- Exercise instructions -
Print all of the entries exactly, minus the pictures.

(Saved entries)
____________

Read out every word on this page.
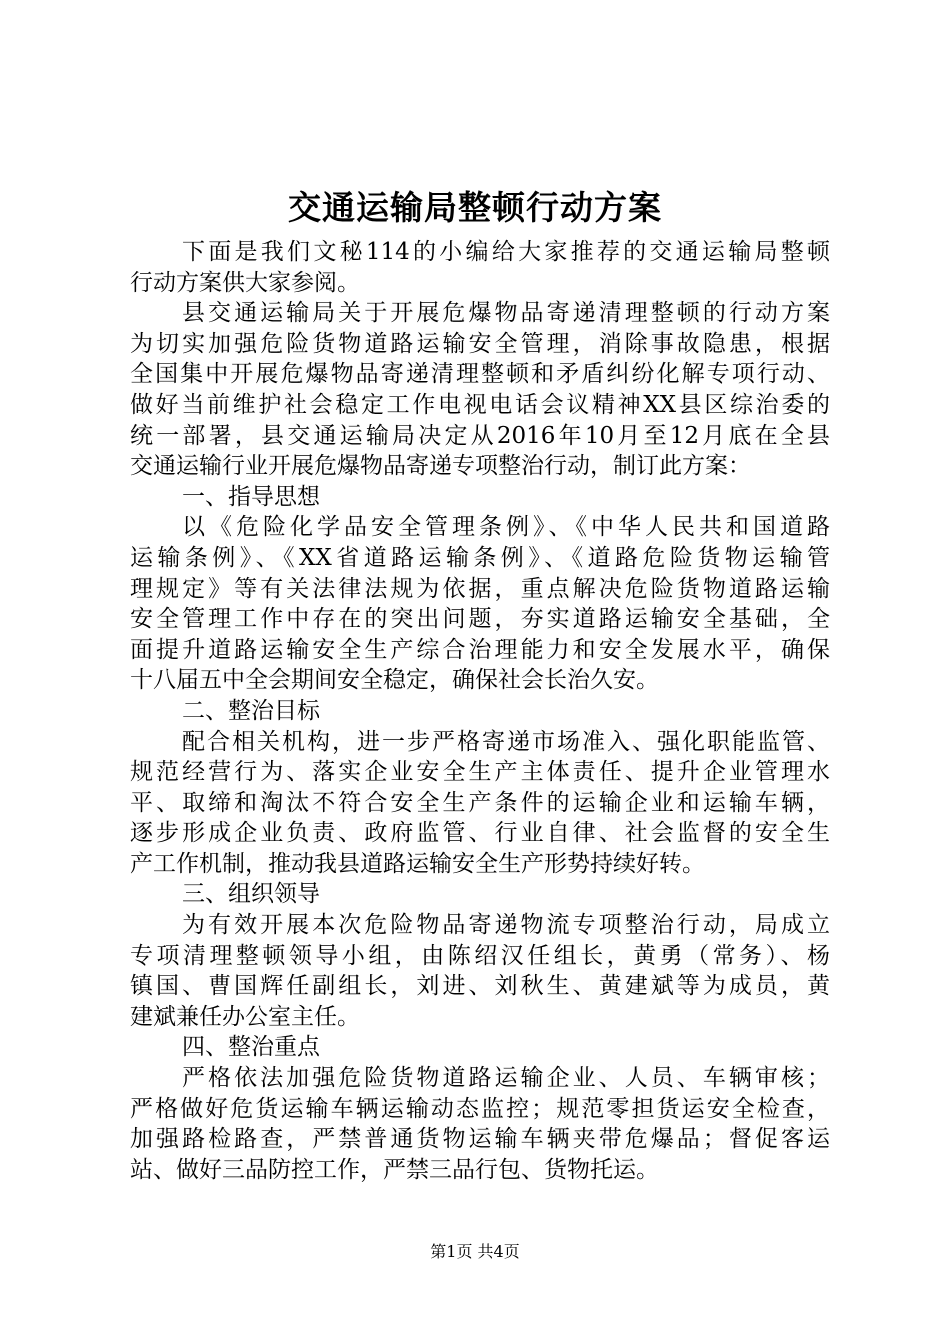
交通运输局整顿行动方案
下面是我们文秘114的小编给大家推荐的交通运输局整顿
行动方案供大家参阅。
县交通运输局关于开展危爆物品寄递清理整顿的行动方案
为切实加强危险货物道路运输安全管理，消除事故隐患，根据
全国集中开展危爆物品寄递清理整顿和矛盾纠纷化解专项行动、
做好当前维护社会稳定工作电视电话会议精神XX县区综治委的
统一部署，县交通运输局决定从2016年10月至12月底在全县
交通运输行业开展危爆物品寄递专项整治行动，制订此方案：
一、指导思想
以《危险化学品安全管理条例》、《中华人民共和国道路
运输条例》、《XX省道路运输条例》、《道路危险货物运输管
理规定》等有关法律法规为依据，重点解决危险货物道路运输
安全管理工作中存在的突出问题，夯实道路运输安全基础，全
面提升道路运输安全生产综合治理能力和安全发展水平，确保
十八届五中全会期间安全稳定，确保社会长治久安。
二、整治目标
配合相关机构，进一步严格寄递市场准入、强化职能监管、
规范经营行为、落实企业安全生产主体责任、提升企业管理水
平、取缔和淘汰不符合安全生产条件的运输企业和运输车辆，
逐步形成企业负责、政府监管、行业自律、社会监督的安全生
产工作机制，推动我县道路运输安全生产形势持续好转。
三、组织领导
为有效开展本次危险物品寄递物流专项整治行动，局成立
专项清理整顿领导小组，由陈绍汉任组长，黄勇（常务）、杨
镇国、曹国辉任副组长，刘进、刘秋生、黄建斌等为成员，黄
建斌兼任办公室主任。
四、整治重点
严格依法加强危险货物道路运输企业、人员、车辆审核；
严格做好危货运输车辆运输动态监控；规范零担货运安全检查，
加强路检路查，严禁普通货物运输车辆夹带危爆品；督促客运
站、做好三品防控工作，严禁三品行包、货物托运。
第1页 共4页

____________

- Final result -
Read out every word on this page.
交通运输局整顿行动方案
下面是我们文秘114的小编给大家推荐的交通运输局整顿
行动方案供大家参阅。
县交通运输局关于开展危爆物品寄递清理整顿的行动方案
为切实加强危险货物道路运输安全管理，消除事故隐患，根据
全国集中开展危爆物品寄递清理整顿和矛盾纠纷化解专项行动、
做好当前维护社会稳定工作电视电话会议精神XX县区综治委的
统一部署，县交通运输局决定从2016年10月至12月底在全县
交通运输行业开展危爆物品寄递专项整治行动，制订此方案：
一、指导思想
以《危险化学品安全管理条例》、《中华人民共和国道路
运输条例》、《XX省道路运输条例》、《道路危险货物运输管
理规定》等有关法律法规为依据，重点解决危险货物道路运输
安全管理工作中存在的突出问题，夯实道路运输安全基础，全
面提升道路运输安全生产综合治理能力和安全发展水平，确保
十八届五中全会期间安全稳定，确保社会长治久安。
二、整治目标
配合相关机构，进一步严格寄递市场准入、强化职能监管、
规范经营行为、落实企业安全生产主体责任、提升企业管理水
平、取缔和淘汰不符合安全生产条件的运输企业和运输车辆，
逐步形成企业负责、政府监管、行业自律、社会监督的安全生
产工作机制，推动我县道路运输安全生产形势持续好转。
三、组织领导
为有效开展本次危险物品寄递物流专项整治行动，局成立
专项清理整顿领导小组，由陈绍汉任组长，黄勇（常务）、杨
镇国、曹国辉任副组长，刘进、刘秋生、黄建斌等为成员，黄
建斌兼任办公室主任。
四、整治重点
严格依法加强危险货物道路运输企业、人员、车辆审核；
严格做好危货运输车辆运输动态监控；规范零担货运安全检查，
加强路检路查，严禁普通货物运输车辆夹带危爆品；督促客运
站、做好三品防控工作，严禁三品行包、货物托运。
第1页 共4页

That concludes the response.